### WORK REQUIRED
Pick out each line below containing "spur".
START SOURCE RECORDS
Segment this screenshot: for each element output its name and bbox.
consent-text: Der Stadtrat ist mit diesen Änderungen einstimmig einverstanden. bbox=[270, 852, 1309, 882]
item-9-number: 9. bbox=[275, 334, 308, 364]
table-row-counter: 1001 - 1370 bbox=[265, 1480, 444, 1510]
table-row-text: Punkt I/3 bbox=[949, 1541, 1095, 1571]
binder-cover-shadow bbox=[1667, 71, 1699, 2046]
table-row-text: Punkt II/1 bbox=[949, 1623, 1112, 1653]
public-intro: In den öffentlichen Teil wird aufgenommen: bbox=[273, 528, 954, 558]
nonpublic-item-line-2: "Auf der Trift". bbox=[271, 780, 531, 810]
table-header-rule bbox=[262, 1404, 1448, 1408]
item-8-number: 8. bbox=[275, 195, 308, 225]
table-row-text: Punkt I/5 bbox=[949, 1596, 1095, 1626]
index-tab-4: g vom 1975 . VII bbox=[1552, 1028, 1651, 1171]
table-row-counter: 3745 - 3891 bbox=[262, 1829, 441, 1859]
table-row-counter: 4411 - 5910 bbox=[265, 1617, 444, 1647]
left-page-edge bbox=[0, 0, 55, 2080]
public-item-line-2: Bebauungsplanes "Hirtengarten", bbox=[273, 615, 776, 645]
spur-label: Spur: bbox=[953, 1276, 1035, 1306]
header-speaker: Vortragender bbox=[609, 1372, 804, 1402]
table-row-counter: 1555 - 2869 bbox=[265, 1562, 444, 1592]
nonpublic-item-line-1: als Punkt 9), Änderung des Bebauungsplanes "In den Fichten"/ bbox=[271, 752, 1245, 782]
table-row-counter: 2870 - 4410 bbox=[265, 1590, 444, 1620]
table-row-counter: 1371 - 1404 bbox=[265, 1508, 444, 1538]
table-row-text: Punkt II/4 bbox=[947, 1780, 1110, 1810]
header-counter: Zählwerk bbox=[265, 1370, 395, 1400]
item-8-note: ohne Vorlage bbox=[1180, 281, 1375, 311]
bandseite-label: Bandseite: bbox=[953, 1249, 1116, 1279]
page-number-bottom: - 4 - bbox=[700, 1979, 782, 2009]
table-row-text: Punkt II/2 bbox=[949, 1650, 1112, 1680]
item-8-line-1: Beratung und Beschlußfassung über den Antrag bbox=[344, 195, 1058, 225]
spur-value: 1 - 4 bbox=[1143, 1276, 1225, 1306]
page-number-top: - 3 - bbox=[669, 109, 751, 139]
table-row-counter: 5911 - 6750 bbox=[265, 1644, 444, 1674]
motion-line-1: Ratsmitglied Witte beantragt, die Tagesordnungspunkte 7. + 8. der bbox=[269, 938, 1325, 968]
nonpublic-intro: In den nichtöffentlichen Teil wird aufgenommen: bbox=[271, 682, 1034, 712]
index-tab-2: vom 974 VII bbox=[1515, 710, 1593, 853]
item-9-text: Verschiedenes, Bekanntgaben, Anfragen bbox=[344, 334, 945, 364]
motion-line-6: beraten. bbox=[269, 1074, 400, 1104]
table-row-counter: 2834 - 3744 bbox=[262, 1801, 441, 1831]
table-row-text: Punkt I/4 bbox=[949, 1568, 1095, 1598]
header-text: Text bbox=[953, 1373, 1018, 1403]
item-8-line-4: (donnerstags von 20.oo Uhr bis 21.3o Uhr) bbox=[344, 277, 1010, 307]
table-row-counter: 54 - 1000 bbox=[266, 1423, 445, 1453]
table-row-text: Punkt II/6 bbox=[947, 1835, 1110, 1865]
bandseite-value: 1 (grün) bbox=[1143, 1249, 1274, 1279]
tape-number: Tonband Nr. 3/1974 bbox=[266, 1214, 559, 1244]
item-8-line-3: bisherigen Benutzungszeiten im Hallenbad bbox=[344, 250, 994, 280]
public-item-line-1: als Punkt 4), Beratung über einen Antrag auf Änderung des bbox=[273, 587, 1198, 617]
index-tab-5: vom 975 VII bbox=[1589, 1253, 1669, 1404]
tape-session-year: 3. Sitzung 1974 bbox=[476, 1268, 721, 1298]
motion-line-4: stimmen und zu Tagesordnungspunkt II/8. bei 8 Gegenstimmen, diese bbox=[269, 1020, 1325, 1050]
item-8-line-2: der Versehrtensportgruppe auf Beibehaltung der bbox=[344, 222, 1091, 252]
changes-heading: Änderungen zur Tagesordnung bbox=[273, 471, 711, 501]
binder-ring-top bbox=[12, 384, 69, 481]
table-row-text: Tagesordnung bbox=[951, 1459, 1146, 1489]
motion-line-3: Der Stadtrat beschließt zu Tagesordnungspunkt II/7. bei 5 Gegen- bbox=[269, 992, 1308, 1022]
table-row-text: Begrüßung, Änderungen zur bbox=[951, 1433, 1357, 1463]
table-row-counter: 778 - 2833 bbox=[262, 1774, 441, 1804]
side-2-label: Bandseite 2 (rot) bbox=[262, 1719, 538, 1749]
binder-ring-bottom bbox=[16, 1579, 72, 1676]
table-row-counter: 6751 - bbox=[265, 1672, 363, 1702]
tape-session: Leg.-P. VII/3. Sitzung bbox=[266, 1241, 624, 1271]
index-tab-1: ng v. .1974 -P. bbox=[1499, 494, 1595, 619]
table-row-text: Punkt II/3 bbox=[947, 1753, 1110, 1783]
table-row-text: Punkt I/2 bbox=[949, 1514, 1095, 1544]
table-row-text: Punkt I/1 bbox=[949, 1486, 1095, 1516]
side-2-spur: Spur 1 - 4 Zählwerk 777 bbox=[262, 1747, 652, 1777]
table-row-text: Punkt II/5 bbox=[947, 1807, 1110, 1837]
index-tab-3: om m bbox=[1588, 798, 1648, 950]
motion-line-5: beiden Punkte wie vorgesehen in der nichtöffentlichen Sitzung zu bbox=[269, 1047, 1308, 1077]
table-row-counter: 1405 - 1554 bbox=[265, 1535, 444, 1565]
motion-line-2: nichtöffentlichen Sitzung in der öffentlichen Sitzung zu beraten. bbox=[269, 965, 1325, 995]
END SOURCE RECORDS
### REPLY TO THE TASK
spur-label: Spur: bbox=[953, 1276, 1035, 1306]
spur-value: 1 - 4 bbox=[1143, 1276, 1225, 1306]
side-2-spur: Spur 1 - 4 Zählwerk 777 bbox=[262, 1747, 652, 1777]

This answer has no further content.